-- Begin Data excerpts --

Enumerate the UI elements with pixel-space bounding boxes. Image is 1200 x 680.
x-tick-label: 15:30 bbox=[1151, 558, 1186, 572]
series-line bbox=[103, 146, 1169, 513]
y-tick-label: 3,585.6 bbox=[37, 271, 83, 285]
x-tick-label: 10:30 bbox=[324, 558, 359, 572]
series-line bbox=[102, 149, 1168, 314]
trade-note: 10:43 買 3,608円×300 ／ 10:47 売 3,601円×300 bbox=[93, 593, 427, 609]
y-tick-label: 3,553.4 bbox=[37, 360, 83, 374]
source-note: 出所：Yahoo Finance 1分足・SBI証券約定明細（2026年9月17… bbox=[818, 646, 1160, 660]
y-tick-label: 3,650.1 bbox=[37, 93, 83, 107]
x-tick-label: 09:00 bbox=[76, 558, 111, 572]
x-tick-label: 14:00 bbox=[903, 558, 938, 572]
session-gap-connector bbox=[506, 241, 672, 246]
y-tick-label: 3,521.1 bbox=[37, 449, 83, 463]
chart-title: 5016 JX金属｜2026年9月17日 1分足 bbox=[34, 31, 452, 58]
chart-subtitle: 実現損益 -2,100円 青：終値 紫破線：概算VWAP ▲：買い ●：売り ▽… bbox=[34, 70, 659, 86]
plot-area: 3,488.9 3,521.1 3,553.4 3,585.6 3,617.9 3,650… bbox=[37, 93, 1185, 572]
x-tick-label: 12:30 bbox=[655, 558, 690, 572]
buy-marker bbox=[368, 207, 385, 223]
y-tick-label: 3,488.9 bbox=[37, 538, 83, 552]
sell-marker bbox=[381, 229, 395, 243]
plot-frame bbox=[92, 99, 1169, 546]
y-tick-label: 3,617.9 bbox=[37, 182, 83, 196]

-- End Data excerpts --

| Given exercise |
Edit the entries from the first line up to and including the line with "x-tick-label: 10:30 bbox=[324, 558, 359, 572]", changing "series-line" to "price-line" and leaving everything else the same. Return only those lines.

| Solution to the problem |
Enumerate the UI elements with pixel-space bounding boxes. Image is 1200 x 680.
x-tick-label: 15:30 bbox=[1151, 558, 1186, 572]
price-line bbox=[103, 146, 1169, 513]
y-tick-label: 3,585.6 bbox=[37, 271, 83, 285]
x-tick-label: 10:30 bbox=[324, 558, 359, 572]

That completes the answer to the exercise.